• **Work required**
Reproduce every entry below precisely. Pictures are excluded from the copy.

• **Record set**
------------
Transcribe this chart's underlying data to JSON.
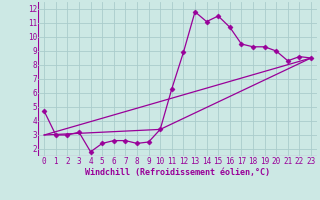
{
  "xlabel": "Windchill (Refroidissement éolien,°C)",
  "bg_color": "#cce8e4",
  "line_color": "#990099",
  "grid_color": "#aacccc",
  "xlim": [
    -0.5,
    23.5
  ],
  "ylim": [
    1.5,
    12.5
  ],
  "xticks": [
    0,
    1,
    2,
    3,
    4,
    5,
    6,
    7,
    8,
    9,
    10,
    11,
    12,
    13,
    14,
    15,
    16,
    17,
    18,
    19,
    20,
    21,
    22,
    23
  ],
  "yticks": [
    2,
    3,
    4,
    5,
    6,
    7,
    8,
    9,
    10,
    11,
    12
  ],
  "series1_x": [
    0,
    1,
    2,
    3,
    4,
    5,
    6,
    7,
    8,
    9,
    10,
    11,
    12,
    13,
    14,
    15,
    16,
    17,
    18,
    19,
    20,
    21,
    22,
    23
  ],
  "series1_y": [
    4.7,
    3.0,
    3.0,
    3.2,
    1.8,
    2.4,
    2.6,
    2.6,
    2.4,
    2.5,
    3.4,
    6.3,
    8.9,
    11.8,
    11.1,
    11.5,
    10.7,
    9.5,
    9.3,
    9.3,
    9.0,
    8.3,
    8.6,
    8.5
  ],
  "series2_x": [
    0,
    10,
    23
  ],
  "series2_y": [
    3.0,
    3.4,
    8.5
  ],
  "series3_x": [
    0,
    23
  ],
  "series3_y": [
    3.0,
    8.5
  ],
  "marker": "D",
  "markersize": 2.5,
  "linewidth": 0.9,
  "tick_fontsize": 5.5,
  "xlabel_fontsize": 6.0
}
------------
• **Output**
Transcribe this chart's underlying data to JSON.
{
  "xlabel": "Windchill (Refroidissement éolien,°C)",
  "bg_color": "#cce8e4",
  "line_color": "#990099",
  "grid_color": "#aacccc",
  "xlim": [
    -0.5,
    23.5
  ],
  "ylim": [
    1.5,
    12.5
  ],
  "xticks": [
    0,
    1,
    2,
    3,
    4,
    5,
    6,
    7,
    8,
    9,
    10,
    11,
    12,
    13,
    14,
    15,
    16,
    17,
    18,
    19,
    20,
    21,
    22,
    23
  ],
  "yticks": [
    2,
    3,
    4,
    5,
    6,
    7,
    8,
    9,
    10,
    11,
    12
  ],
  "series1_x": [
    0,
    1,
    2,
    3,
    4,
    5,
    6,
    7,
    8,
    9,
    10,
    11,
    12,
    13,
    14,
    15,
    16,
    17,
    18,
    19,
    20,
    21,
    22,
    23
  ],
  "series1_y": [
    4.7,
    3.0,
    3.0,
    3.2,
    1.8,
    2.4,
    2.6,
    2.6,
    2.4,
    2.5,
    3.4,
    6.3,
    8.9,
    11.8,
    11.1,
    11.5,
    10.7,
    9.5,
    9.3,
    9.3,
    9.0,
    8.3,
    8.6,
    8.5
  ],
  "series2_x": [
    0,
    10,
    23
  ],
  "series2_y": [
    3.0,
    3.4,
    8.5
  ],
  "series3_x": [
    0,
    23
  ],
  "series3_y": [
    3.0,
    8.5
  ],
  "marker": "D",
  "markersize": 2.5,
  "linewidth": 0.9,
  "tick_fontsize": 5.5,
  "xlabel_fontsize": 6.0
}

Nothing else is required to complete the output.